▶ _To do_
In this exercise, reproduce all the entries that follow exactly.

[Stored dataset items]

____

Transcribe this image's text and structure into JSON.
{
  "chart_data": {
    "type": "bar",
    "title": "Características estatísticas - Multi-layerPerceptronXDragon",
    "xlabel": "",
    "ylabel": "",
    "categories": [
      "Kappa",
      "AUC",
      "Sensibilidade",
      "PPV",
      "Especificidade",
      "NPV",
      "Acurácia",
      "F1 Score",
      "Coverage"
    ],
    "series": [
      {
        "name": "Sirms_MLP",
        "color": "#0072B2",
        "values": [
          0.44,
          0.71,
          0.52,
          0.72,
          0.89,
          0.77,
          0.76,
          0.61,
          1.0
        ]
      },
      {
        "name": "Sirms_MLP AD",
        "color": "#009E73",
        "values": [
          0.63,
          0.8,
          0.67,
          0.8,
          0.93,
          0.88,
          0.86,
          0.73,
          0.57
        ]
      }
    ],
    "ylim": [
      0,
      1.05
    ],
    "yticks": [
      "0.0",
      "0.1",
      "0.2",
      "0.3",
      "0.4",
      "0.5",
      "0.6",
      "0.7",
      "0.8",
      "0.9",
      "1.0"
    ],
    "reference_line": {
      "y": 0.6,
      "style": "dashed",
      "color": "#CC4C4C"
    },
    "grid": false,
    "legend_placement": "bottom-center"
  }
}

____

▶ _Correct output_
Transcribe this image's text and structure into JSON.
{
  "chart_data": {
    "type": "bar",
    "title": "Características estatísticas - Multi-layerPerceptronXDragon",
    "xlabel": "",
    "ylabel": "",
    "categories": [
      "Kappa",
      "AUC",
      "Sensibilidade",
      "PPV",
      "Especificidade",
      "NPV",
      "Acurácia",
      "F1 Score",
      "Coverage"
    ],
    "series": [
      {
        "name": "Sirms_MLP",
        "color": "#0072B2",
        "values": [
          0.44,
          0.71,
          0.52,
          0.72,
          0.89,
          0.77,
          0.76,
          0.61,
          1.0
        ]
      },
      {
        "name": "Sirms_MLP AD",
        "color": "#009E73",
        "values": [
          0.63,
          0.8,
          0.67,
          0.8,
          0.93,
          0.88,
          0.86,
          0.73,
          0.57
        ]
      }
    ],
    "ylim": [
      0,
      1.05
    ],
    "yticks": [
      "0.0",
      "0.1",
      "0.2",
      "0.3",
      "0.4",
      "0.5",
      "0.6",
      "0.7",
      "0.8",
      "0.9",
      "1.0"
    ],
    "reference_line": {
      "y": 0.6,
      "style": "dashed",
      "color": "#CC4C4C"
    },
    "grid": false,
    "legend_placement": "bottom-center"
  }
}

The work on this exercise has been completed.